Why Do I Need a Durable Power of Attorney for Financial Management?

 

            There are several very important reasons why everyone needs a Durable Power of Attorney for Financial Management.

           

            The major reason is to protect your financial well being if you become “incapacitated” due to illness or old age.   “Incapacity” is a legal term meaning that someone is “substantially unable” to manage his or her own financial affairs, or is incapable of resisting fraud or undue influence. 

 

            These days, people are living longer than ever before.  Thus, it is increasingly likely that there will come a time in our lives when we cannot manage our own money and property—or when we would just prefer not to.  To prepare for that possibility, we want to have already put into place a reliable and efficient means by which someone we thoroughly trust can step in to act on our behalf.

DIRECTIVES —
a) List every word or phrase that the power of attorney text sets in quotation marks.
b) Return the lines of the records from the first line through the line holding "orig-amount-cell[interactable] bbox=[645, 294, 732, 329]", inclusive, reproducing them without changes.
The records have no connection to the power of attorney text.

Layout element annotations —
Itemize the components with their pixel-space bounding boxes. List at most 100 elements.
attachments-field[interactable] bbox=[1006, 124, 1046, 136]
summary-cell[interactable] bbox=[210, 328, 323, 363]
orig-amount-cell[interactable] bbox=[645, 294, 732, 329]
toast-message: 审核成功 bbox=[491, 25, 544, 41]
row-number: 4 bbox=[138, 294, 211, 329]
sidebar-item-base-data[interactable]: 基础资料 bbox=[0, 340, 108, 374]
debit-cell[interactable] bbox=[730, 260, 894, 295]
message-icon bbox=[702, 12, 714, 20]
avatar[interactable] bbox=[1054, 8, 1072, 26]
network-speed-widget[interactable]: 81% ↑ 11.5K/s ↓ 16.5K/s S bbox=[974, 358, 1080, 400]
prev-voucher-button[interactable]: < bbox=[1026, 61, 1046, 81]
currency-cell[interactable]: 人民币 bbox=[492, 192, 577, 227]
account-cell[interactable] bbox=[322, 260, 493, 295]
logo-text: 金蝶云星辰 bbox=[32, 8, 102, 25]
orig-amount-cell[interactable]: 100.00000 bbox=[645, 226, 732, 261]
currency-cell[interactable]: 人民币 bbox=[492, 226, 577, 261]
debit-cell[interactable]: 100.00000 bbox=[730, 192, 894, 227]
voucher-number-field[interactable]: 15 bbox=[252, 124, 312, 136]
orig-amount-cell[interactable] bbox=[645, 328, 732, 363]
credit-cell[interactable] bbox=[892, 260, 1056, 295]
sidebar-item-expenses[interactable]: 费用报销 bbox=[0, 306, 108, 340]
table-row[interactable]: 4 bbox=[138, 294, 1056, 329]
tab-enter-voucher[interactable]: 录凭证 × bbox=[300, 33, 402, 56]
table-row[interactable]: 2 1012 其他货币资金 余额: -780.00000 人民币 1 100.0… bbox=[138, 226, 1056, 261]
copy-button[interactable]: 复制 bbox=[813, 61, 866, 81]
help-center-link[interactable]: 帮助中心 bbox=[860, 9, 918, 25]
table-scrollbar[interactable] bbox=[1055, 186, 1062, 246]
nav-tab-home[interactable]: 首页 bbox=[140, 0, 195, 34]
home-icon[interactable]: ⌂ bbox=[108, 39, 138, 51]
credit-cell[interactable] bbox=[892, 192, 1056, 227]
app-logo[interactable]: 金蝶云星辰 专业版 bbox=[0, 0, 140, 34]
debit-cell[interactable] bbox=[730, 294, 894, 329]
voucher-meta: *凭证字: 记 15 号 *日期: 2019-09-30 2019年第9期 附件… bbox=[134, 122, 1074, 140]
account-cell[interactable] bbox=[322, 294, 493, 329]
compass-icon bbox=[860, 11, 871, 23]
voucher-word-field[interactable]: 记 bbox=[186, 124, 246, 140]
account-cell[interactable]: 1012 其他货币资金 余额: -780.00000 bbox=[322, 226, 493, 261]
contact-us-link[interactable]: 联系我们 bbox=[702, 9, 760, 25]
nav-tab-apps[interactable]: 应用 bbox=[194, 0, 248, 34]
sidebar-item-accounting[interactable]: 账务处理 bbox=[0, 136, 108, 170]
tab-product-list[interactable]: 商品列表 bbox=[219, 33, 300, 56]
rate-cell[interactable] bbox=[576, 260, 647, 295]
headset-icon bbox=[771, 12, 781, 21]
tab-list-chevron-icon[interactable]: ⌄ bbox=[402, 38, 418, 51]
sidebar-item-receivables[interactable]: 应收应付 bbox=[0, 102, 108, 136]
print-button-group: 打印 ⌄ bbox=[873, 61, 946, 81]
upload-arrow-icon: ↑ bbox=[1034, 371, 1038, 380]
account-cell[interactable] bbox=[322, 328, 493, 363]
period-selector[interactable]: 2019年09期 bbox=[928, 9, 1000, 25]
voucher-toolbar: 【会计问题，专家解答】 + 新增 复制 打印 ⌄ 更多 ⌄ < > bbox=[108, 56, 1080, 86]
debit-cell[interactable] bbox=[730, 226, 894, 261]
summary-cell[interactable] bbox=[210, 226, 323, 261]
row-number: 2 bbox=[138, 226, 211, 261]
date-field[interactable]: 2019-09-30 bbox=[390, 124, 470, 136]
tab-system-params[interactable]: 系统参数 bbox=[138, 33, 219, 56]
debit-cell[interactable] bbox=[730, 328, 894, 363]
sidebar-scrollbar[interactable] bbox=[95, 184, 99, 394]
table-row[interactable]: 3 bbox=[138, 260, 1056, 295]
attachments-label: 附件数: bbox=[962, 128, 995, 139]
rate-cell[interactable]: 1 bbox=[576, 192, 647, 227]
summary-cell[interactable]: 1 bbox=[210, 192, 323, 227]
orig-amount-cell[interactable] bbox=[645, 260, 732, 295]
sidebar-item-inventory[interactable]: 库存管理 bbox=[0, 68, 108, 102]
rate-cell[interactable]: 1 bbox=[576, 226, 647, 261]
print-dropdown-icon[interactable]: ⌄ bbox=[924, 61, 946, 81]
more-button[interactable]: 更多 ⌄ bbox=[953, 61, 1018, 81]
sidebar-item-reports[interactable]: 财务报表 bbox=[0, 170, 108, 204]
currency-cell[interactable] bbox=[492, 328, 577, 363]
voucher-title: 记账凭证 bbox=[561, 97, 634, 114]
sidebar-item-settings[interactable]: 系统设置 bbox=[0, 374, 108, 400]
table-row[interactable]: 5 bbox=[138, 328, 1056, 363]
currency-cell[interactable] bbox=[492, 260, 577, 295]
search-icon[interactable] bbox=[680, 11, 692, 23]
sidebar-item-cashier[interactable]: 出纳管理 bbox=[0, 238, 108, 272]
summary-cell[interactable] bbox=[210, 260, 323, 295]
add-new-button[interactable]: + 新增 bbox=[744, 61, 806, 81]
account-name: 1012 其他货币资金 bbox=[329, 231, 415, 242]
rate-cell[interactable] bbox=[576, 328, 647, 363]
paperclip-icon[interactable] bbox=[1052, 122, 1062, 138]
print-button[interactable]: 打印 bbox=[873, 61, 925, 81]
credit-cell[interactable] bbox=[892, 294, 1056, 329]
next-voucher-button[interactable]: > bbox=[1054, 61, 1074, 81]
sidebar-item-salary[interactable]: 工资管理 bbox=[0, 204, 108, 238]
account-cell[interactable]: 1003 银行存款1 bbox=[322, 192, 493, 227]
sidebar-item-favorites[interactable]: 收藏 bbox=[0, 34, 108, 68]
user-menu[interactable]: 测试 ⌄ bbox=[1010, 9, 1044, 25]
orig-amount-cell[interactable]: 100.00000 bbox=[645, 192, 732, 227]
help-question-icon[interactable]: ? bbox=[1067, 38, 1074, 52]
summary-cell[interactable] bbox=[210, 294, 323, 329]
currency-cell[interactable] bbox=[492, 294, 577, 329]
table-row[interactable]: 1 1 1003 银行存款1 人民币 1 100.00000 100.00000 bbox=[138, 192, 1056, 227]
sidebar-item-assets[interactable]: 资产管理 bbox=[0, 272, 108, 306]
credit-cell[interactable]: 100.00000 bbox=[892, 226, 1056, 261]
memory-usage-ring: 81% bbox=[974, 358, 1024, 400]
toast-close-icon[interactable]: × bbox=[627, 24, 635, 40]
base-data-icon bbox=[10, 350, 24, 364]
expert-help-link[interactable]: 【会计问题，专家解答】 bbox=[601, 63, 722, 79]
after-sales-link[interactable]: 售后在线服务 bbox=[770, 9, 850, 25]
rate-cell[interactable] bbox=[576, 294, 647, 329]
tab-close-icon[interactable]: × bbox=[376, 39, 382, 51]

PER-TASK ANSWERS —
a) “incapacitated”, “Incapacity”, “substantially unable”

b)
Itemize the components with their pixel-space bounding boxes. List at most 100 elements.
attachments-field[interactable] bbox=[1006, 124, 1046, 136]
summary-cell[interactable] bbox=[210, 328, 323, 363]
orig-amount-cell[interactable] bbox=[645, 294, 732, 329]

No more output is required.